**Passage provided**
-=-=-

Publishers' Note Summer 2014

Rice plants
Rice plant at Akaogi Farm, Putney

Written on

May 23 , 2014

We’re turning 7 this summer! It’s amazing to think that Local Banquet has had the privilege of chronicling the local and sustainable food movement here in the state as it has grown up. Of course we owe a tremendous amount to the folks who, in the 1970s, came to Vermont to start the work and give us a solid foundation: knowledge passed from one generation to the next. And nowhere is this exchange of techniques and skills more evident than at the annual winter conference held by the Northeast Organic Farmers’ Association of Vermont (NOFA-VT).

We love attending this annual event (we’ve been a media sponsor for the past two years) but we never get to write about it because our publication dates don’t jive. This event in the deep of winter recharges and educates, delivering not only the nuts and bolts of what we need to know to grow our food, but most important, it renews our spirits—the why of what we do. The excursion to UVM each February from our home in southern Vermont is at times daunting if it involves a nor’easter (as it did this year), but is always rewarding.

-=-=-

**Data**
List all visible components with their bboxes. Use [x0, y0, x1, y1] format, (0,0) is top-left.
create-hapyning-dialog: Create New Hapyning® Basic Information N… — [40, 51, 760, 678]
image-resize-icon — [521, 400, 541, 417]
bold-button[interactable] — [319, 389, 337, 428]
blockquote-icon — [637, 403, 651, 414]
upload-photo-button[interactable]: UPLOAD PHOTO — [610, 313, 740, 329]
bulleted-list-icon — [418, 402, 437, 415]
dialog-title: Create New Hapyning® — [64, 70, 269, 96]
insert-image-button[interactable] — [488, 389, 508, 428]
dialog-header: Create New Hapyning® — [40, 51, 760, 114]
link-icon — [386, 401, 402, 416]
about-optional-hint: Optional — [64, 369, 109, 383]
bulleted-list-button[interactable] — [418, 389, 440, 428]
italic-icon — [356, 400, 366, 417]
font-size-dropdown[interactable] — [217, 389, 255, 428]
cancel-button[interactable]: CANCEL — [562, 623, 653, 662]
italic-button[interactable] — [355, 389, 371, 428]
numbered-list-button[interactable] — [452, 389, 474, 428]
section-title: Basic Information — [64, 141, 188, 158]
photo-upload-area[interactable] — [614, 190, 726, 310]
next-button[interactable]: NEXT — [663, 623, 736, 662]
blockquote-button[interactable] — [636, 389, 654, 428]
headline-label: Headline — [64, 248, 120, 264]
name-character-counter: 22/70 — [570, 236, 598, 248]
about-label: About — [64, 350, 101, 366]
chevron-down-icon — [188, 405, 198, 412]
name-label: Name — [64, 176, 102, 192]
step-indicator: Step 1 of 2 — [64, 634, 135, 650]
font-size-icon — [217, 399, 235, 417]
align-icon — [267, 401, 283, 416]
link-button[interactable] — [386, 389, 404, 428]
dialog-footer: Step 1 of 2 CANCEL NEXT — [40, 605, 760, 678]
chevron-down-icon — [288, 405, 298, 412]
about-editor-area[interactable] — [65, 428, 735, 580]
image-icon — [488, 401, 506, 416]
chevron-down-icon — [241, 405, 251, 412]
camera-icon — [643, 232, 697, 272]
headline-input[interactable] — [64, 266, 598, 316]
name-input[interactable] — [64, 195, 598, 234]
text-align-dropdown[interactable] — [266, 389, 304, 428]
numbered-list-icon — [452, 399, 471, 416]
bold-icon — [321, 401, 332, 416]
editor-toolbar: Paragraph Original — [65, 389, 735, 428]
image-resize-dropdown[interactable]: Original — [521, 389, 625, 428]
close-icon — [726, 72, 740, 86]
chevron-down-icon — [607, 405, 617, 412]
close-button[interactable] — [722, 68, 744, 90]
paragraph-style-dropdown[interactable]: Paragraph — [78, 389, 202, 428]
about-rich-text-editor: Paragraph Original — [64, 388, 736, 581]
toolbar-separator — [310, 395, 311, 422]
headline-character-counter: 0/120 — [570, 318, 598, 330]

-=-=-

**Your goal**
Answer these questions from the publishers' note:
1. What age is Local Banquet turning this summer?
2. For how many years has the publication been a media sponsor of the NOFA-VT winter conference?
3. In which month does the trip to UVM take place each year?
The entries are separate material and are not part of the publishers' note.

**The result**
1. 7
2. Two years
3. February